+++ MATERIAL PROVIDED +++

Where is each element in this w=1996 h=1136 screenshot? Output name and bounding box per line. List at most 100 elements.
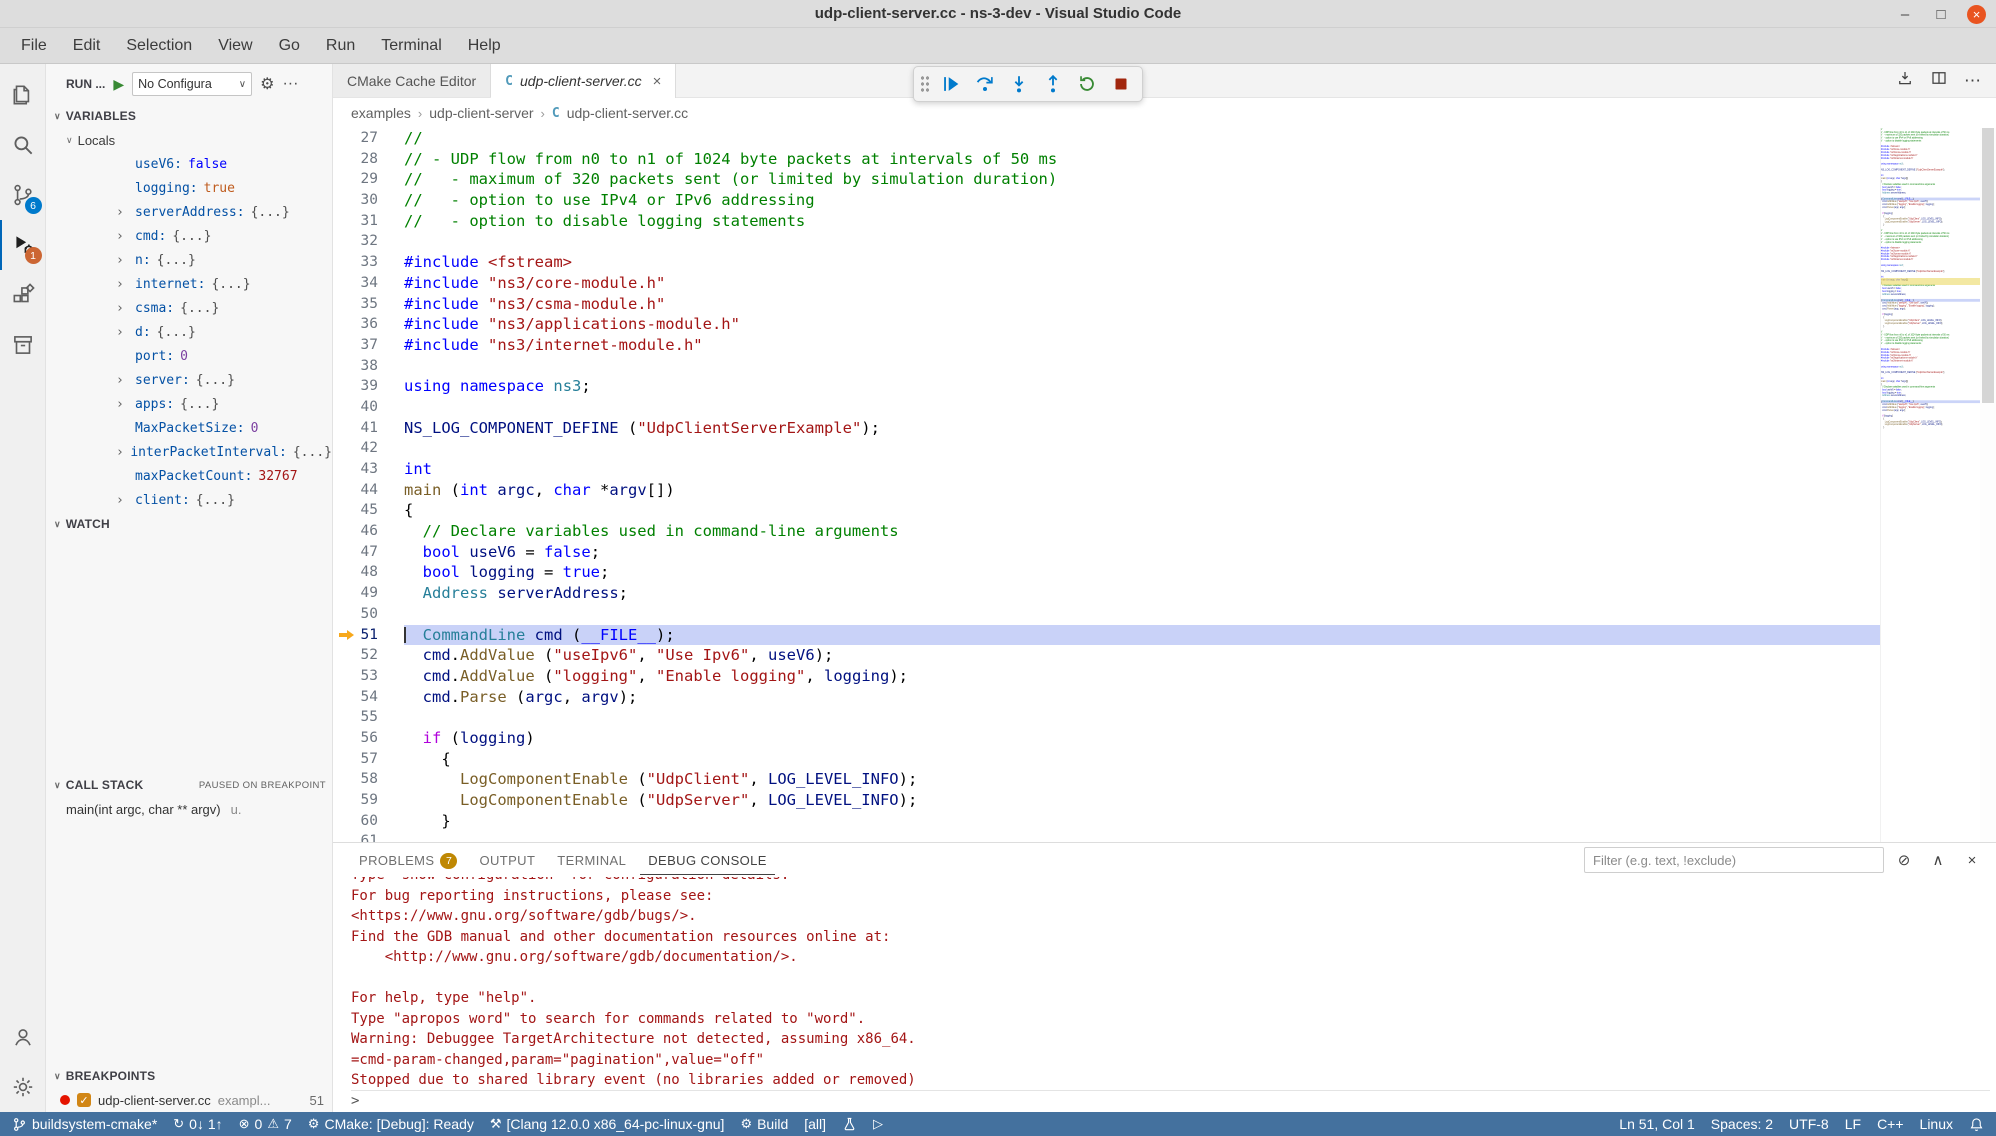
gutter-cell[interactable]: 49 bbox=[333, 583, 404, 604]
run-and-debug-icon[interactable]: 1 bbox=[0, 220, 46, 270]
code-line[interactable]: 49 Address serverAddress; bbox=[333, 583, 1880, 604]
tab-terminal[interactable]: TERMINAL bbox=[549, 846, 634, 874]
code-line[interactable]: 29// - maximum of 320 packets sent (or l… bbox=[333, 169, 1880, 190]
code-line[interactable]: 34#include "ns3/core-module.h" bbox=[333, 273, 1880, 294]
variable-row[interactable]: ›interPacketInterval:{...} bbox=[46, 440, 332, 464]
gutter-cell[interactable]: 39 bbox=[333, 376, 404, 397]
gutter-cell[interactable]: 35 bbox=[333, 294, 404, 315]
gutter-cell[interactable]: 38 bbox=[333, 356, 404, 377]
code-line[interactable]: 37#include "ns3/internet-module.h" bbox=[333, 335, 1880, 356]
code-line[interactable]: 35#include "ns3/csma-module.h" bbox=[333, 294, 1880, 315]
variable-row[interactable]: ›apps:{...} bbox=[46, 392, 332, 416]
close-tab-icon[interactable]: × bbox=[653, 73, 662, 90]
tab-cmake-cache-editor[interactable]: CMake Cache Editor bbox=[333, 64, 491, 97]
gutter-cell[interactable]: 43 bbox=[333, 459, 404, 480]
search-icon[interactable] bbox=[0, 120, 46, 170]
variable-row[interactable]: ›client:{...} bbox=[46, 488, 332, 512]
code-line[interactable]: 54 cmd.Parse (argc, argv); bbox=[333, 687, 1880, 708]
breadcrumb-item[interactable]: udp-client-server bbox=[429, 105, 533, 121]
code-line[interactable]: 45{ bbox=[333, 500, 1880, 521]
gutter-cell[interactable]: 31 bbox=[333, 211, 404, 232]
launch-target-item[interactable]: ▷ bbox=[873, 1116, 883, 1132]
menu-item-help[interactable]: Help bbox=[455, 37, 514, 55]
scrollbar-thumb[interactable] bbox=[1982, 128, 1994, 403]
explorer-icon[interactable] bbox=[0, 70, 46, 120]
notifications-item[interactable] bbox=[1969, 1117, 1984, 1132]
menu-item-go[interactable]: Go bbox=[266, 37, 313, 55]
gutter-cell[interactable]: 54 bbox=[333, 687, 404, 708]
code-line[interactable]: 33#include <fstream> bbox=[333, 252, 1880, 273]
restart-button[interactable] bbox=[1072, 69, 1102, 99]
gutter-cell[interactable]: 36 bbox=[333, 314, 404, 335]
gutter-cell[interactable]: 44 bbox=[333, 480, 404, 501]
indentation-item[interactable]: Spaces: 2 bbox=[1711, 1116, 1773, 1132]
gutter-cell[interactable]: 61 bbox=[333, 831, 404, 842]
code-line[interactable]: 44main (int argc, char *argv[]) bbox=[333, 480, 1880, 501]
variable-row[interactable]: ›maxPacketCount:32767 bbox=[46, 464, 332, 488]
stop-button[interactable] bbox=[1106, 69, 1136, 99]
debug-config-dropdown[interactable]: No Configura ∨ bbox=[132, 72, 252, 96]
language-mode-item[interactable]: C++ bbox=[1877, 1116, 1903, 1132]
gutter-cell[interactable]: 50 bbox=[333, 604, 404, 625]
variable-row[interactable]: ›csma:{...} bbox=[46, 296, 332, 320]
step-over-button[interactable] bbox=[970, 69, 1000, 99]
variable-row[interactable]: ›server:{...} bbox=[46, 368, 332, 392]
menu-item-view[interactable]: View bbox=[205, 37, 265, 55]
toolbar-drag-handle[interactable] bbox=[920, 75, 930, 93]
code-line[interactable]: 56 if (logging) bbox=[333, 728, 1880, 749]
gutter-cell[interactable]: 55 bbox=[333, 707, 404, 728]
account-icon[interactable] bbox=[0, 1012, 46, 1062]
step-out-button[interactable] bbox=[1038, 69, 1068, 99]
variable-row[interactable]: ›n:{...} bbox=[46, 248, 332, 272]
extensions-icon[interactable] bbox=[0, 270, 46, 320]
cmake-kit-item[interactable]: ⚒ [Clang 12.0.0 x86_64-pc-linux-gnu] bbox=[490, 1116, 725, 1132]
code-line[interactable]: 28// - UDP flow from n0 to n1 of 1024 by… bbox=[333, 149, 1880, 170]
console-input-row[interactable]: > bbox=[351, 1090, 1990, 1112]
gutter-cell[interactable]: 56 bbox=[333, 728, 404, 749]
menu-item-terminal[interactable]: Terminal bbox=[368, 37, 454, 55]
gutter-cell[interactable]: 51 bbox=[333, 625, 404, 646]
split-editor-icon[interactable] bbox=[1930, 69, 1948, 92]
code-line[interactable]: 61 bbox=[1881, 429, 1980, 432]
variable-row[interactable]: ›useV6:false bbox=[46, 152, 332, 176]
build-target-item[interactable]: [all] bbox=[804, 1116, 826, 1132]
locals-scope-row[interactable]: ∨ Locals bbox=[46, 128, 332, 152]
gutter-cell[interactable]: 52 bbox=[333, 645, 404, 666]
code-line[interactable]: 38 bbox=[333, 356, 1880, 377]
variable-row[interactable]: ›d:{...} bbox=[46, 320, 332, 344]
code-line[interactable]: 40 bbox=[333, 397, 1880, 418]
code-line[interactable]: 39using namespace ns3; bbox=[333, 376, 1880, 397]
clear-console-icon[interactable]: ⊘ bbox=[1890, 851, 1918, 869]
code-line[interactable]: 57 { bbox=[333, 749, 1880, 770]
close-button[interactable]: × bbox=[1967, 5, 1986, 24]
gutter-cell[interactable]: 27 bbox=[333, 128, 404, 149]
variable-row[interactable]: ›internet:{...} bbox=[46, 272, 332, 296]
variable-row[interactable]: ›cmd:{...} bbox=[46, 224, 332, 248]
code-line[interactable]: 48 bool logging = true; bbox=[333, 562, 1880, 583]
watch-section-header[interactable]: ∨ WATCH bbox=[46, 512, 332, 536]
gutter-cell[interactable]: 59 bbox=[333, 790, 404, 811]
code-line[interactable]: 31// - option to disable logging stateme… bbox=[333, 211, 1880, 232]
gutter-cell[interactable]: 33 bbox=[333, 252, 404, 273]
tab-udp-client-server[interactable]: C udp-client-server.cc × bbox=[491, 64, 676, 98]
start-debug-icon[interactable]: ▶ bbox=[113, 76, 124, 93]
minimap[interactable]: 27//28// - UDP flow from n0 to n1 of 102… bbox=[1880, 128, 1980, 842]
breakpoints-section-header[interactable]: ∨ BREAKPOINTS bbox=[46, 1064, 332, 1088]
code-line[interactable]: 41NS_LOG_COMPONENT_DEFINE ("UdpClientSer… bbox=[333, 418, 1880, 439]
gutter-cell[interactable]: 48 bbox=[333, 562, 404, 583]
breadcrumb-item[interactable]: udp-client-server.cc bbox=[567, 105, 688, 121]
breakpoint-row[interactable]: ✓ udp-client-server.cc exampl... 51 bbox=[46, 1088, 332, 1112]
tab-problems[interactable]: PROBLEMS 7 bbox=[351, 846, 465, 875]
breadcrumb-item[interactable]: examples bbox=[351, 105, 411, 121]
menu-item-edit[interactable]: Edit bbox=[60, 37, 114, 55]
continue-button[interactable] bbox=[936, 69, 966, 99]
gutter-cell[interactable]: 57 bbox=[333, 749, 404, 770]
gutter-cell[interactable]: 46 bbox=[333, 521, 404, 542]
code-line[interactable]: 47 bool useV6 = false; bbox=[333, 542, 1880, 563]
archive-box-icon[interactable] bbox=[0, 320, 46, 370]
console-filter-input[interactable] bbox=[1584, 847, 1884, 873]
code-line[interactable]: 60 } bbox=[333, 811, 1880, 832]
step-into-button[interactable] bbox=[1004, 69, 1034, 99]
close-panel-icon[interactable]: × bbox=[1958, 852, 1986, 869]
problems-item[interactable]: ⊗ 0 ⚠ 7 bbox=[239, 1116, 292, 1132]
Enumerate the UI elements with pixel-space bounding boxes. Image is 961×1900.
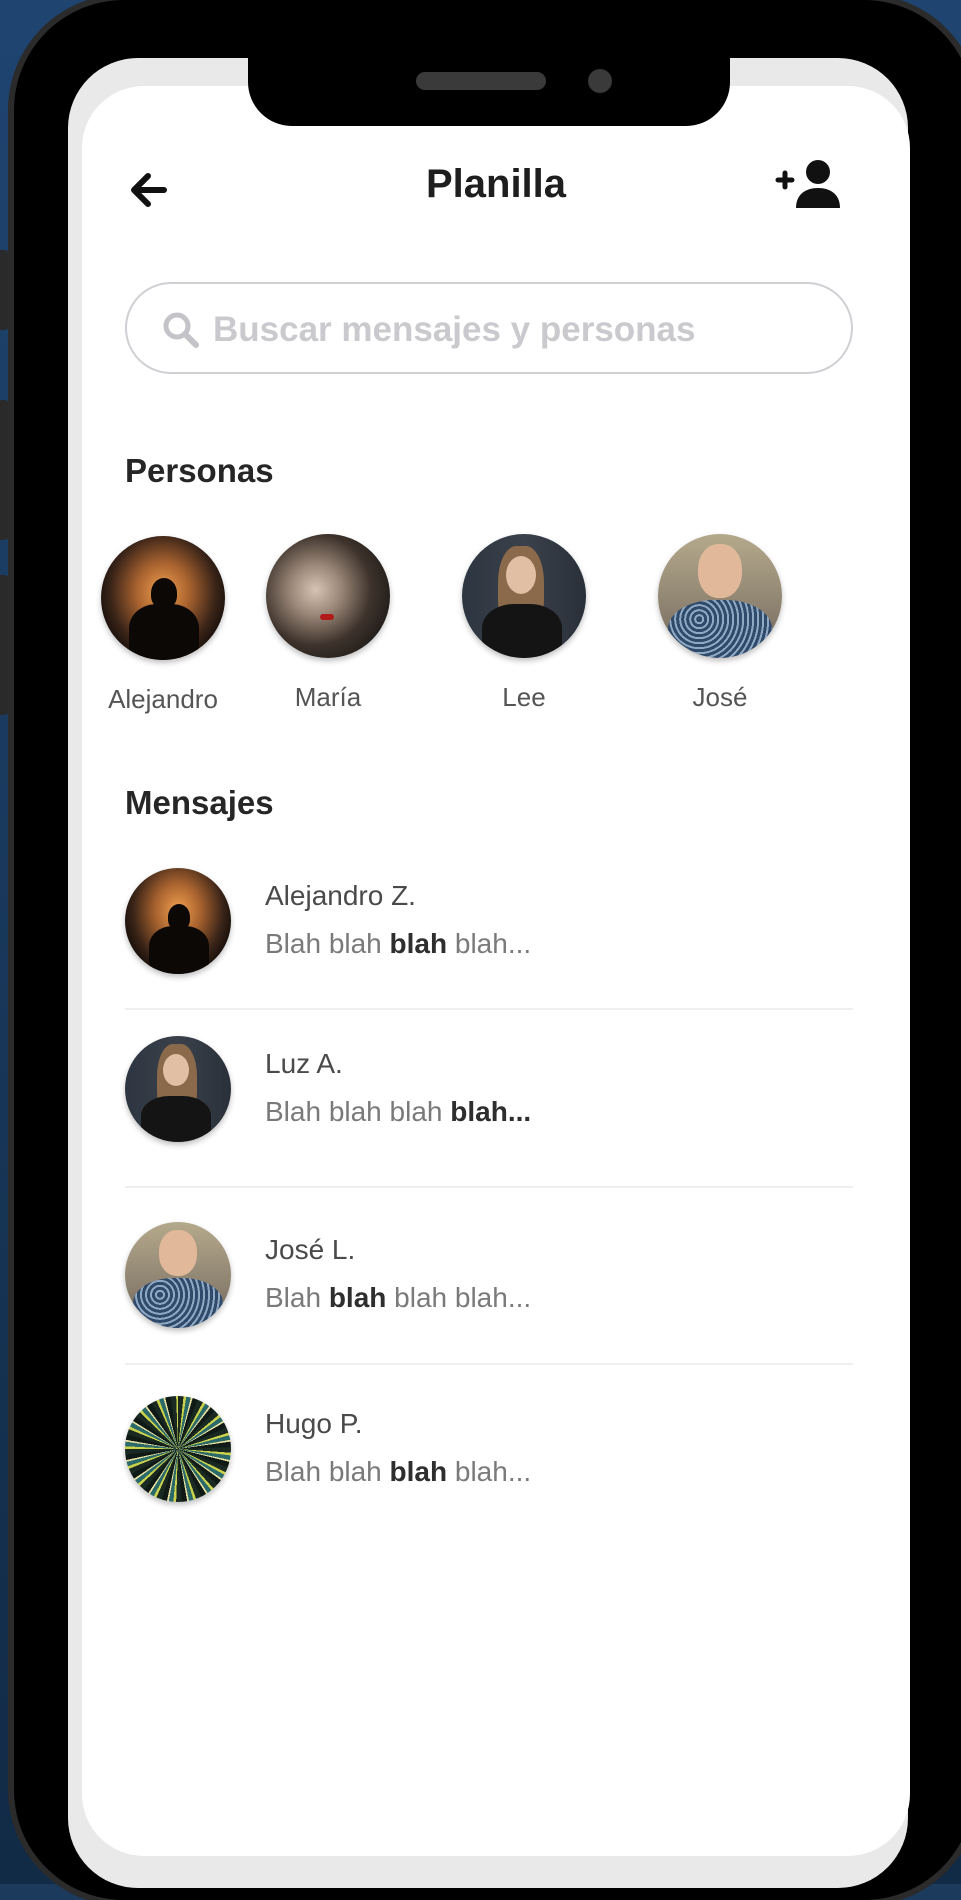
messages-section-title: Mensajes xyxy=(125,784,274,821)
add-person-icon xyxy=(775,160,840,208)
avatar xyxy=(658,534,782,658)
message-preview: Blah blah blah blah... xyxy=(265,1096,532,1127)
avatar xyxy=(462,534,586,658)
message-item[interactable]: Alejandro Z. Blah blah blah blah... xyxy=(125,868,853,988)
message-sender: Alejandro Z. xyxy=(265,880,416,911)
avatar xyxy=(266,534,390,658)
divider xyxy=(125,1363,853,1365)
person-name: José xyxy=(692,682,748,712)
speaker-grille xyxy=(416,72,546,90)
app-screen: Planilla Personas Alejandro María xyxy=(82,86,910,1856)
message-sender: Luz A. xyxy=(265,1048,343,1079)
phone-notch xyxy=(248,50,730,126)
person-name: María xyxy=(294,682,362,712)
message-sender: Hugo P. xyxy=(265,1408,363,1439)
avatar xyxy=(125,1036,231,1142)
person-name: Alejandro xyxy=(108,684,218,714)
avatar xyxy=(125,868,231,974)
people-section-title: Personas xyxy=(125,452,274,489)
message-item[interactable]: Luz A. Blah blah blah blah... xyxy=(125,1036,853,1156)
message-preview: Blah blah blah blah... xyxy=(265,928,532,959)
phone-side-button xyxy=(0,575,10,715)
divider xyxy=(125,1186,853,1188)
add-person-button[interactable] xyxy=(774,158,846,214)
person-item[interactable]: José xyxy=(640,534,800,713)
avatar xyxy=(101,536,225,660)
person-item[interactable]: Alejandro xyxy=(83,536,243,715)
search-bar[interactable] xyxy=(125,282,853,374)
message-item[interactable]: José L. Blah blah blah blah... xyxy=(125,1222,853,1342)
avatar xyxy=(125,1396,231,1502)
search-icon xyxy=(163,312,199,348)
message-item[interactable]: Hugo P. Blah blah blah blah... xyxy=(125,1396,853,1516)
phone-side-button xyxy=(0,400,10,540)
person-name: Lee xyxy=(502,682,546,712)
search-input[interactable] xyxy=(211,302,815,358)
avatar xyxy=(125,1222,231,1328)
message-preview: Blah blah blah blah... xyxy=(265,1282,532,1313)
phone-side-button xyxy=(0,250,10,330)
person-item[interactable]: Lee xyxy=(444,534,604,713)
front-camera xyxy=(588,69,612,93)
person-item[interactable]: María xyxy=(248,534,408,713)
message-preview: Blah blah blah blah... xyxy=(265,1456,532,1487)
message-sender: José L. xyxy=(265,1234,356,1265)
divider xyxy=(125,1008,853,1010)
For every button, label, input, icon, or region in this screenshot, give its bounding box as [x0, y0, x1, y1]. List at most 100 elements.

+++

*TASK OBJECTIVE*.
Give the lines from the one containing "gutter-cell[interactable]: 49 bbox=[333, 583, 404, 604]" through the one containing "tab-terminal[interactable]: TERMINAL bbox=[549, 846, 634, 874]", both included, as a numbered list without blank lines.

*EXPECTED ANSWER*.
1. gutter-cell[interactable]: 49 bbox=[333, 583, 404, 604]
2. run-and-debug-icon[interactable]: 1 bbox=[0, 220, 46, 270]
3. code-line[interactable]: 49 Address serverAddress; bbox=[333, 583, 1880, 604]
4. tab-terminal[interactable]: TERMINAL bbox=[549, 846, 634, 874]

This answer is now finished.